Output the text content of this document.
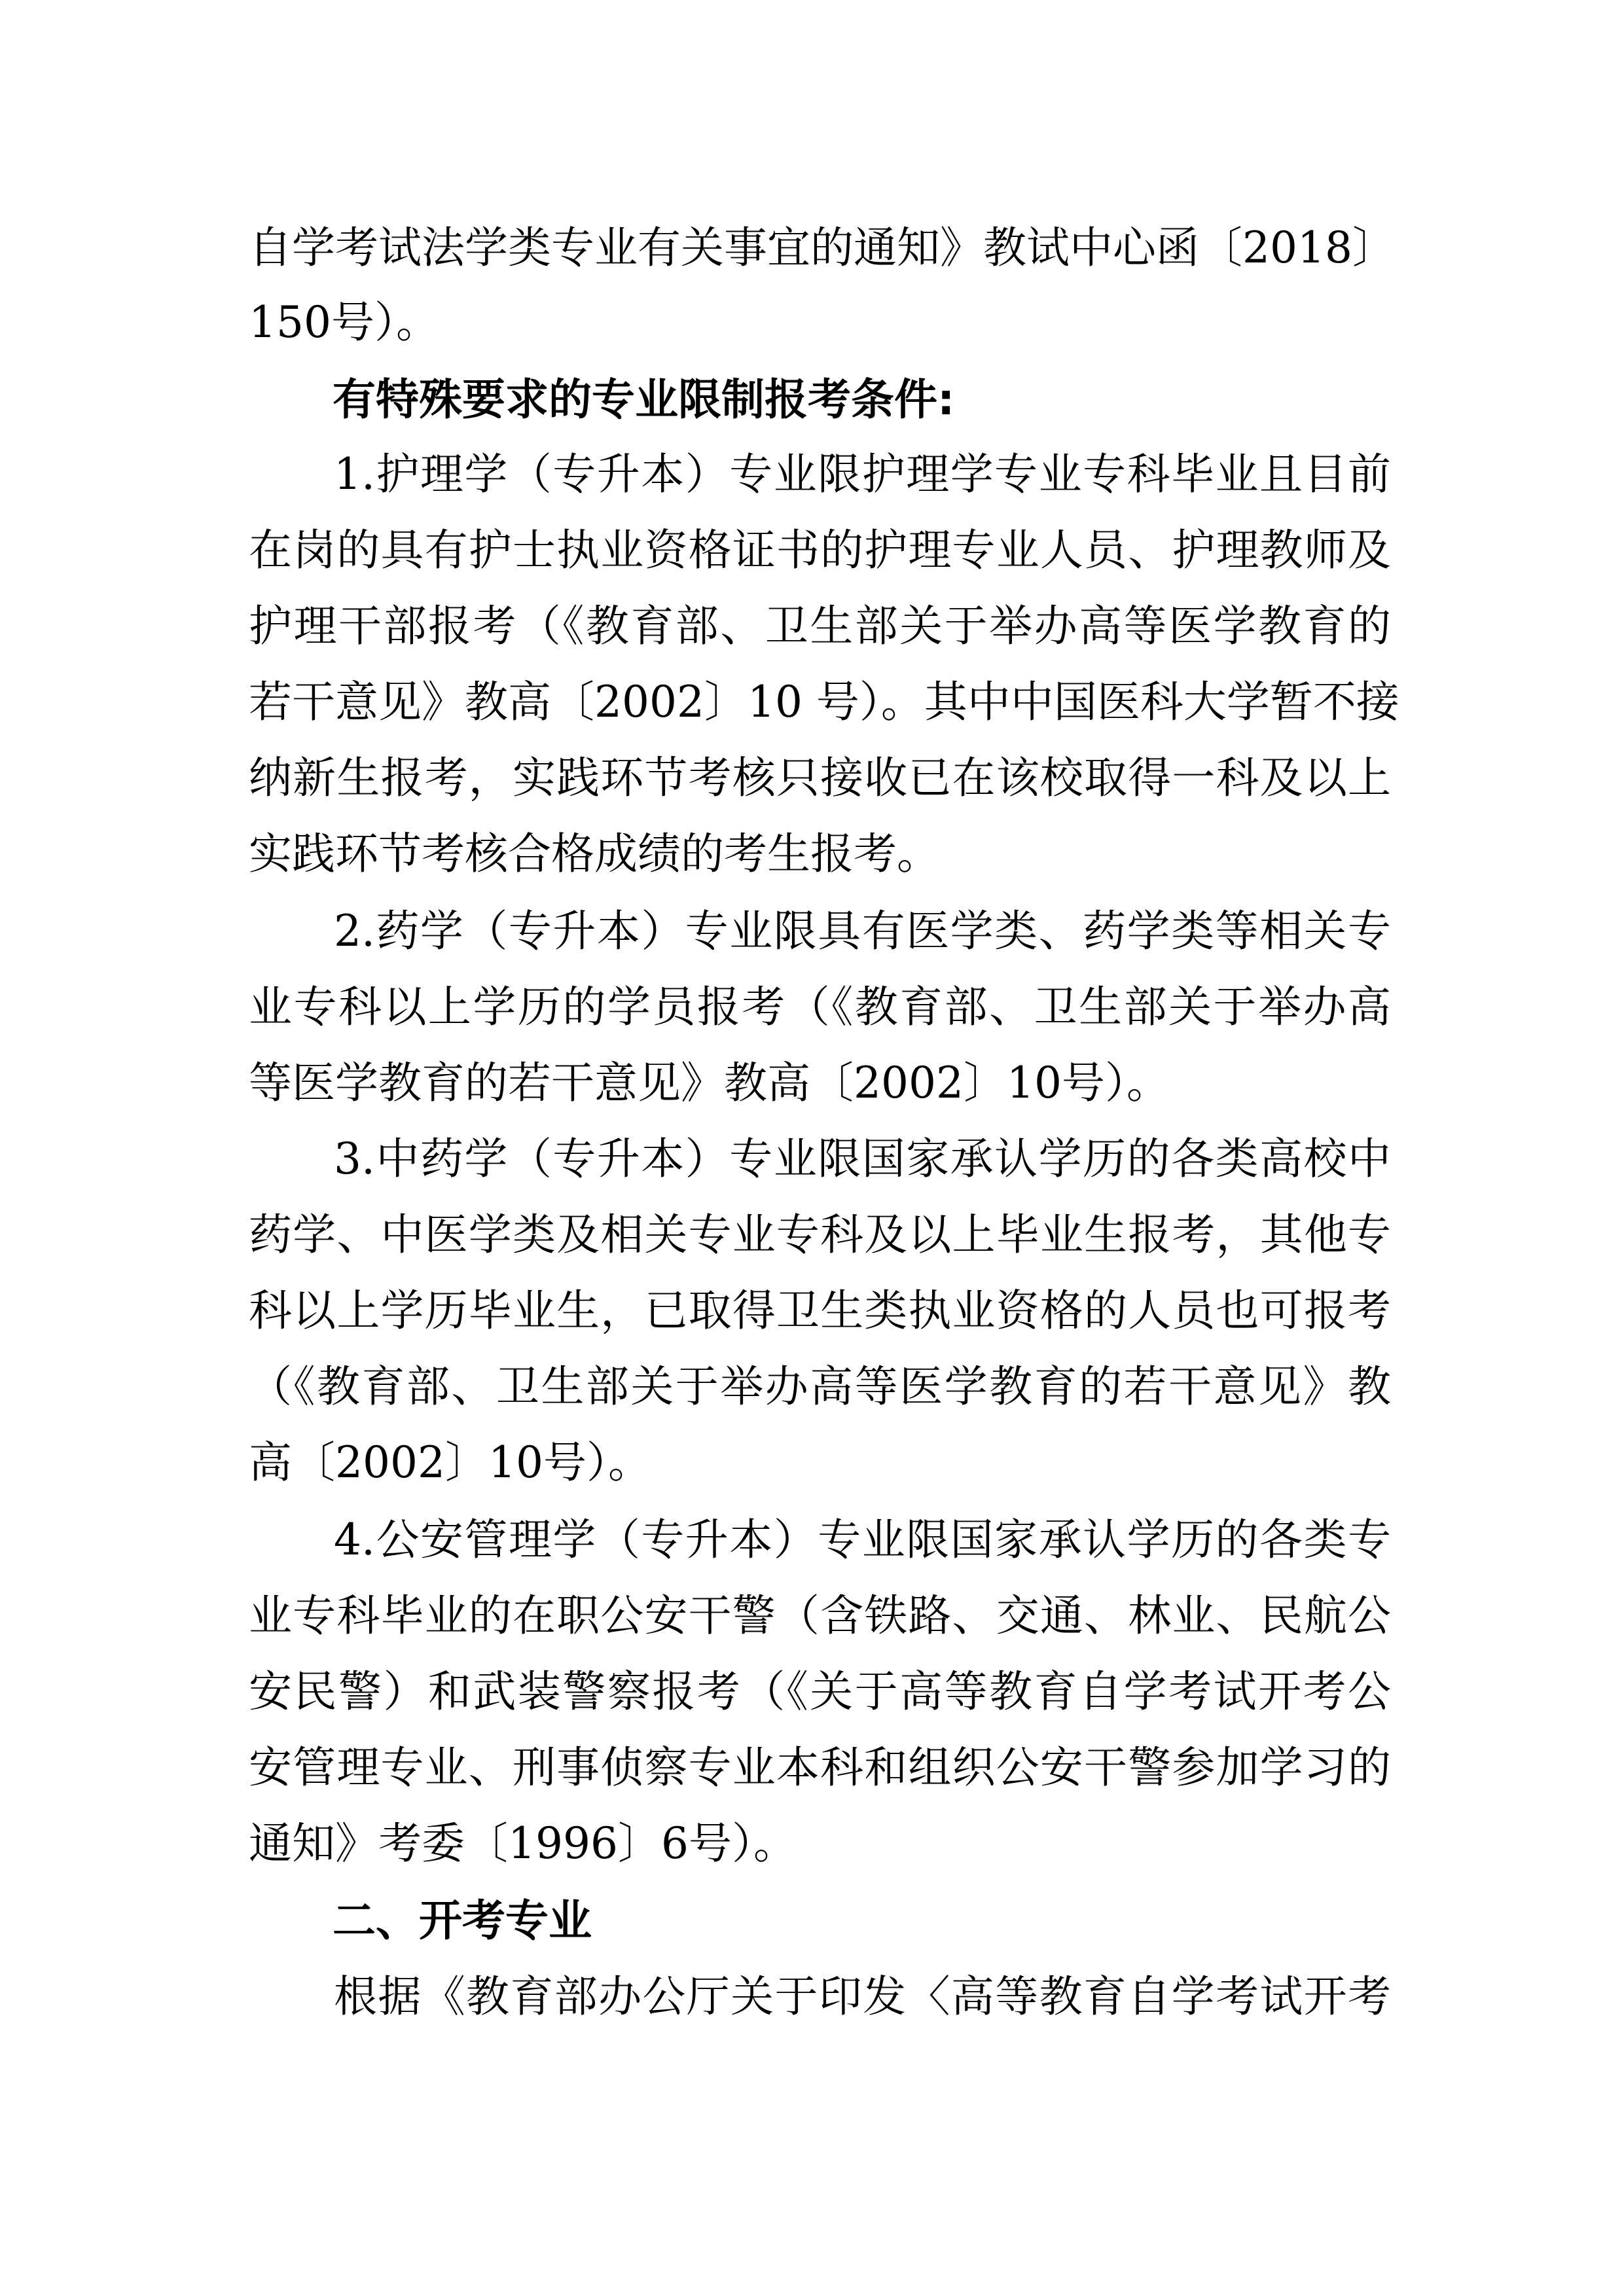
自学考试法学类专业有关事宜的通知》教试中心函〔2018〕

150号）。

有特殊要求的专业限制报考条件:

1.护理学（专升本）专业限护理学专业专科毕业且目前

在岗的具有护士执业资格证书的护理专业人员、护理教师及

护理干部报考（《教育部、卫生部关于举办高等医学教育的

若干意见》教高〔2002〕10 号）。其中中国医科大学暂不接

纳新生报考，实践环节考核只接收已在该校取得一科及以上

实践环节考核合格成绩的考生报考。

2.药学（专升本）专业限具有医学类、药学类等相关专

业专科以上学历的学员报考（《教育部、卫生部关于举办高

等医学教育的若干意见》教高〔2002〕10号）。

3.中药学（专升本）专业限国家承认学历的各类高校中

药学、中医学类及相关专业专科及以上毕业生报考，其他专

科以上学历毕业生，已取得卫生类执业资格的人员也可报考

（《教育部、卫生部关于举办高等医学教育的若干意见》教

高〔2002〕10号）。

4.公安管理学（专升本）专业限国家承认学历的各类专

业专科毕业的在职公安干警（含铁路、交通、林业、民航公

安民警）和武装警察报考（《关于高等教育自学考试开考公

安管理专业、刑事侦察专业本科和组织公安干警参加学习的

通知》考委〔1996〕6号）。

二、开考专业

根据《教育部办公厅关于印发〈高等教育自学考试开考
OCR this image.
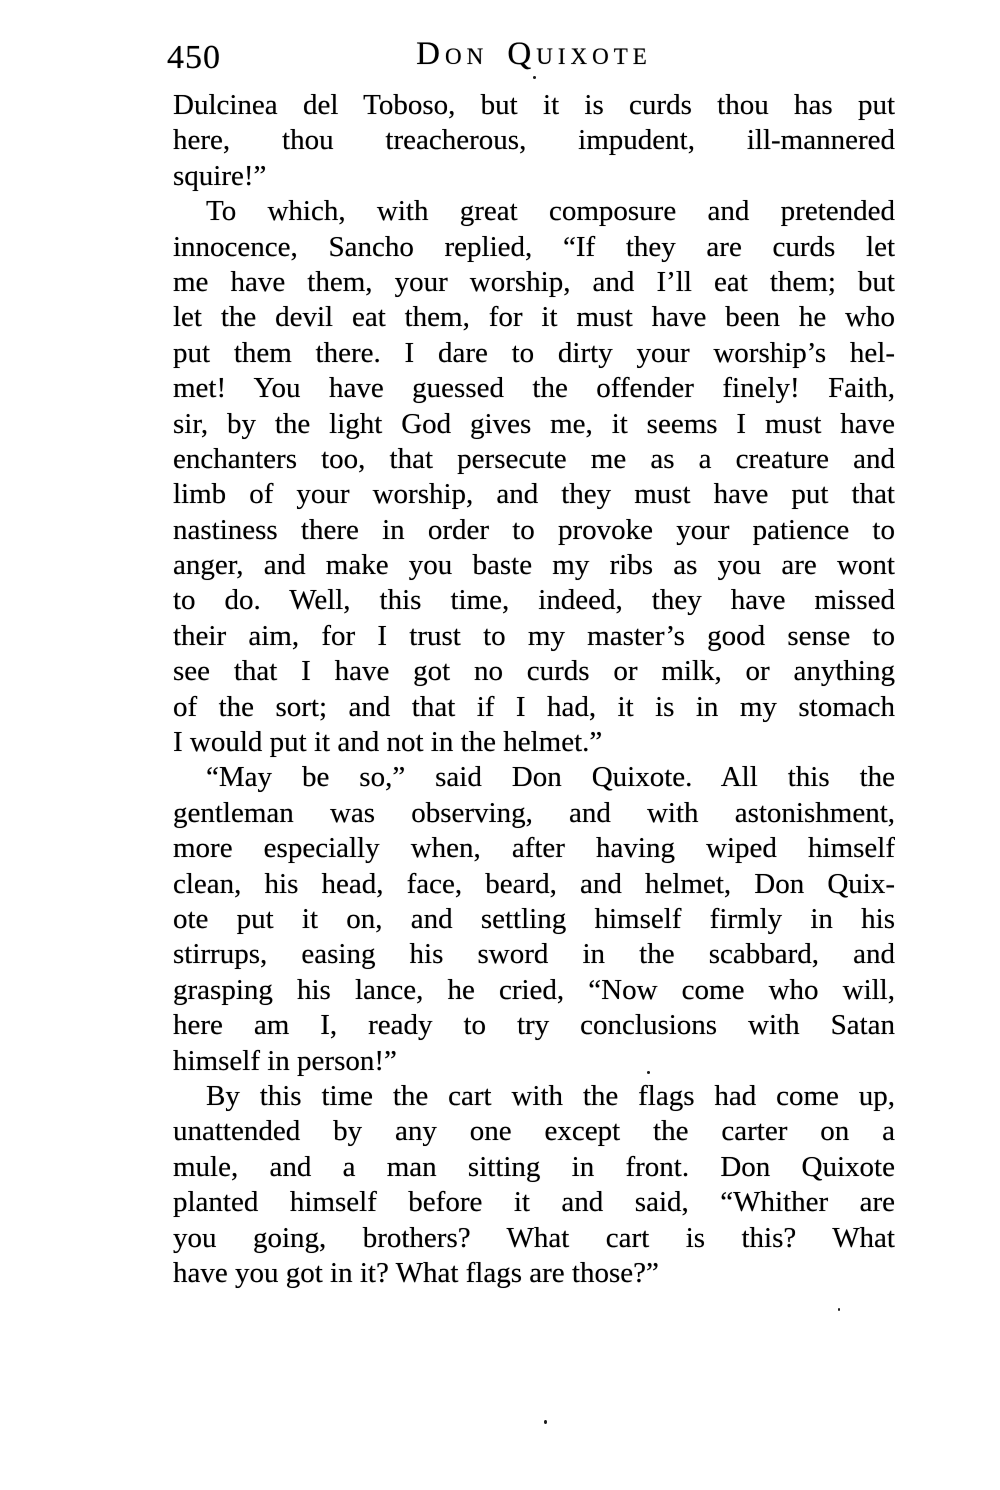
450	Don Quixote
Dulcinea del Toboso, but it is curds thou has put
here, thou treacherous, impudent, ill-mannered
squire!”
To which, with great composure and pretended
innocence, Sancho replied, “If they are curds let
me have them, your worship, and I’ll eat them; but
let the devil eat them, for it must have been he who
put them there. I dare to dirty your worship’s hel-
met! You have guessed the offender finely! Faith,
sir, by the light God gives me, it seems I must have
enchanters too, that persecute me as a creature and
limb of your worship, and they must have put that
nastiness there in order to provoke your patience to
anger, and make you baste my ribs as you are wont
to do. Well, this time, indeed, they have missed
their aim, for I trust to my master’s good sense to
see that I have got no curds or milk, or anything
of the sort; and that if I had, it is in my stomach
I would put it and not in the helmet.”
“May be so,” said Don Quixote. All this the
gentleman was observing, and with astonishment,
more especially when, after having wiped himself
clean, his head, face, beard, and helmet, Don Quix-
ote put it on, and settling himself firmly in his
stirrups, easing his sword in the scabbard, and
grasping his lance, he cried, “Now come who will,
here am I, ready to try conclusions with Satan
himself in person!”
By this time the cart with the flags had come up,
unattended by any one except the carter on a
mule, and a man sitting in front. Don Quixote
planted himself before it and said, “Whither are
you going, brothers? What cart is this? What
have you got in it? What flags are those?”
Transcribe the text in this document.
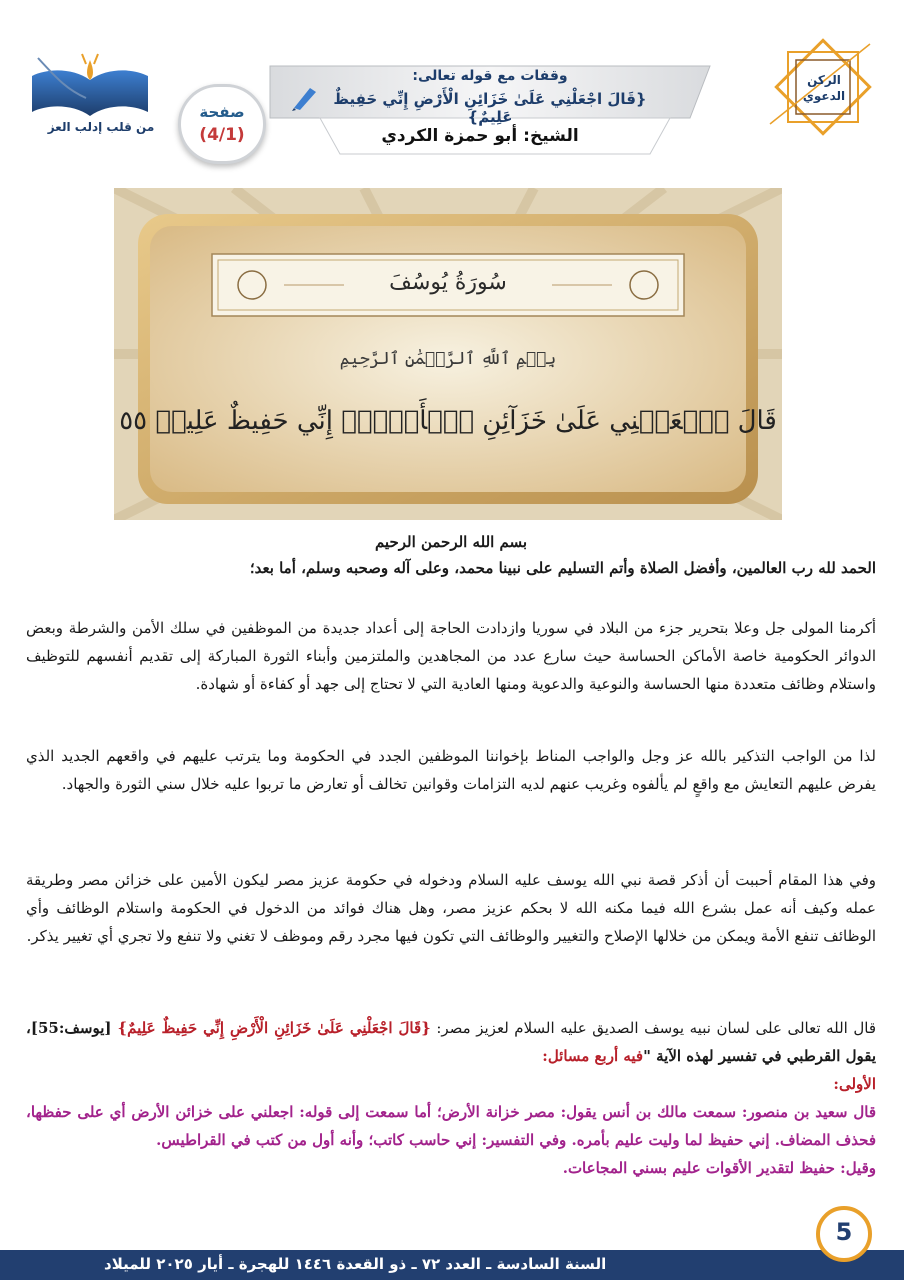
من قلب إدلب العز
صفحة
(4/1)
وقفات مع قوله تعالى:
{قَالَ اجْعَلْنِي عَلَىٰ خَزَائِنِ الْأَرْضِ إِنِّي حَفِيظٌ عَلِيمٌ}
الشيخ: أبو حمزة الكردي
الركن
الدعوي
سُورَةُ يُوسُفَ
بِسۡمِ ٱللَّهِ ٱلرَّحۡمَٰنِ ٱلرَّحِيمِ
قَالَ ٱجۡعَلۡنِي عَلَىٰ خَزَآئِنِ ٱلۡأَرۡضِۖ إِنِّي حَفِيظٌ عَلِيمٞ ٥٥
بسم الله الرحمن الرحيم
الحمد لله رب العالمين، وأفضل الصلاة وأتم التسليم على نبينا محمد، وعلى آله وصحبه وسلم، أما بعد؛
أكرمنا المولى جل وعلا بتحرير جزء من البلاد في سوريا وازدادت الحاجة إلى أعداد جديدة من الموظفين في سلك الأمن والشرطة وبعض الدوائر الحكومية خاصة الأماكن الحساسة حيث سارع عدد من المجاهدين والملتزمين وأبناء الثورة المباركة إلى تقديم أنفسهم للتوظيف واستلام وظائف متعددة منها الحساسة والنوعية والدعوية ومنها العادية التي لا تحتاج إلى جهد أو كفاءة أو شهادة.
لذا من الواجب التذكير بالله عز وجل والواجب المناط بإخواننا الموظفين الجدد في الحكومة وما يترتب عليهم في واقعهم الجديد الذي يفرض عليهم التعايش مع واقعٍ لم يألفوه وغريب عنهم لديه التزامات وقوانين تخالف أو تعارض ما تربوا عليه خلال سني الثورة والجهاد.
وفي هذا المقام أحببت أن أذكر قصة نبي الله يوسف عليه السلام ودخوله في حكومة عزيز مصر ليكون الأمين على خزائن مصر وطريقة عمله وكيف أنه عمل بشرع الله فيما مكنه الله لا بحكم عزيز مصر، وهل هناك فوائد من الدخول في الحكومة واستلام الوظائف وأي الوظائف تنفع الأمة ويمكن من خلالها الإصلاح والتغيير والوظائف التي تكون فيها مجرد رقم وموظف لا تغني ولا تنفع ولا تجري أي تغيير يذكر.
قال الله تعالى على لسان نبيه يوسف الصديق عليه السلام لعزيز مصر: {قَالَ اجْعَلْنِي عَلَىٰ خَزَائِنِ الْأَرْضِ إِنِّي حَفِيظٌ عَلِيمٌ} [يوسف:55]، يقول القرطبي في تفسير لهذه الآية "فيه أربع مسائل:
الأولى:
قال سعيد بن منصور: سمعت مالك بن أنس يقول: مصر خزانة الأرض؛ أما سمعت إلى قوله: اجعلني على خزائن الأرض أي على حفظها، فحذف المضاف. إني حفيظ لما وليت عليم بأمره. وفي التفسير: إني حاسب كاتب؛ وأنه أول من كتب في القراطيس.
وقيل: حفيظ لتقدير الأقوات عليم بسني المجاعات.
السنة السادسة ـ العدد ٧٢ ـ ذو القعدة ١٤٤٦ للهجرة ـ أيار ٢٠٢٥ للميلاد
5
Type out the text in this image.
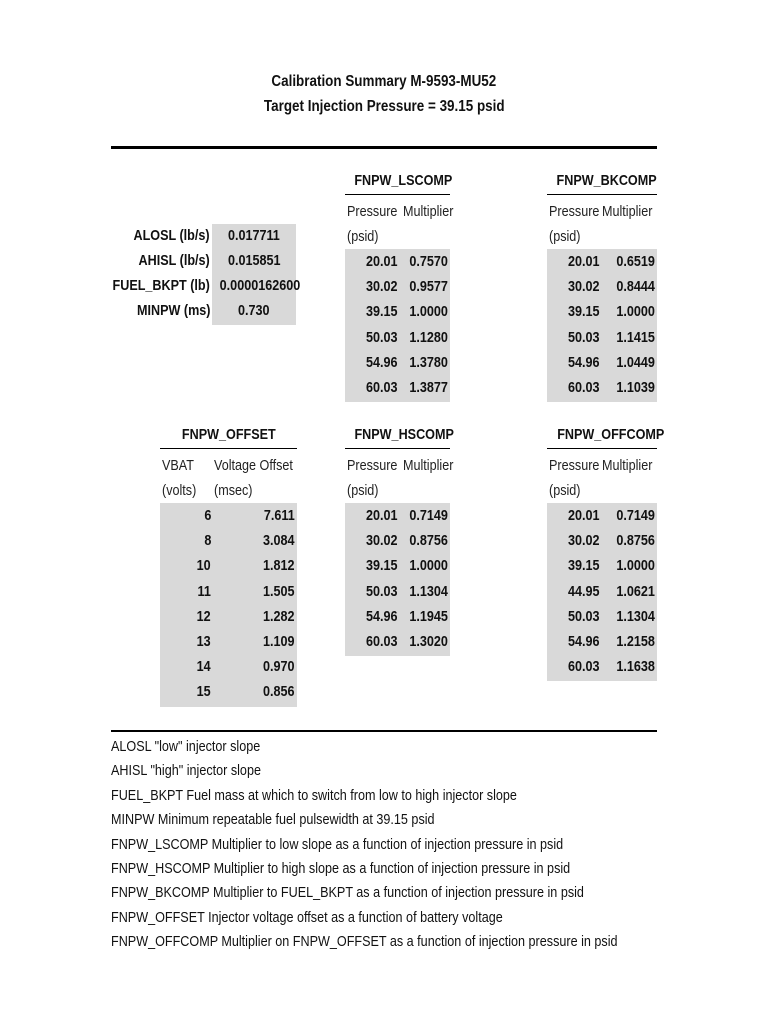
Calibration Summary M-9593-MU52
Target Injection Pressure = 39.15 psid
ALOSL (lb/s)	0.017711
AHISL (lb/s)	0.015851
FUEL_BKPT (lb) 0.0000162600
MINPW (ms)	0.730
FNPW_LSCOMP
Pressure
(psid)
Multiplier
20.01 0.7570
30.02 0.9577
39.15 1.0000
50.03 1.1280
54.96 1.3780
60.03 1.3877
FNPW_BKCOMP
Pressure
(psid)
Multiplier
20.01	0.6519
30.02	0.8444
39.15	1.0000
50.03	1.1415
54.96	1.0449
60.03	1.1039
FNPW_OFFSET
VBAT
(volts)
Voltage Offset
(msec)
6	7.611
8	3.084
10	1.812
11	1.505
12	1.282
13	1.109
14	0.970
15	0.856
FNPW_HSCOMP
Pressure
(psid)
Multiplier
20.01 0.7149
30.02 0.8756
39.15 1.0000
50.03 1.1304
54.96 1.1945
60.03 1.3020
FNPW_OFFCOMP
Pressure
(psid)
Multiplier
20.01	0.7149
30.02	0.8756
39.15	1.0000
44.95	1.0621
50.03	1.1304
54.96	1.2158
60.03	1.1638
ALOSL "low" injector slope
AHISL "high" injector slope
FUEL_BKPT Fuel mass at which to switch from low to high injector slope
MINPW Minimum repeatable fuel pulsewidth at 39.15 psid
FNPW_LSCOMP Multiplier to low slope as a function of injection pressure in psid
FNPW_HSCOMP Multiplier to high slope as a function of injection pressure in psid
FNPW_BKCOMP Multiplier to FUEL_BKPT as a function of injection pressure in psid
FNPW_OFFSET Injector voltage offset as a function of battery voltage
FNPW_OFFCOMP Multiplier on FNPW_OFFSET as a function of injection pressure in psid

________________________

Using the records above, copy every line that has the word "have" in it.

* [FINISHED ANSWER]:
me have them, your worship, and I’ll eat them; but
let the devil eat them, for it must have been he who
met! You have guessed the offender finely! Faith,
sir, by the light God gives me, it seems I must have
limb of your worship, and they must have put that
to do. Well, this time, indeed, they have missed
see that I have got no curds or milk, or anything
have you got in it? What flags are those?”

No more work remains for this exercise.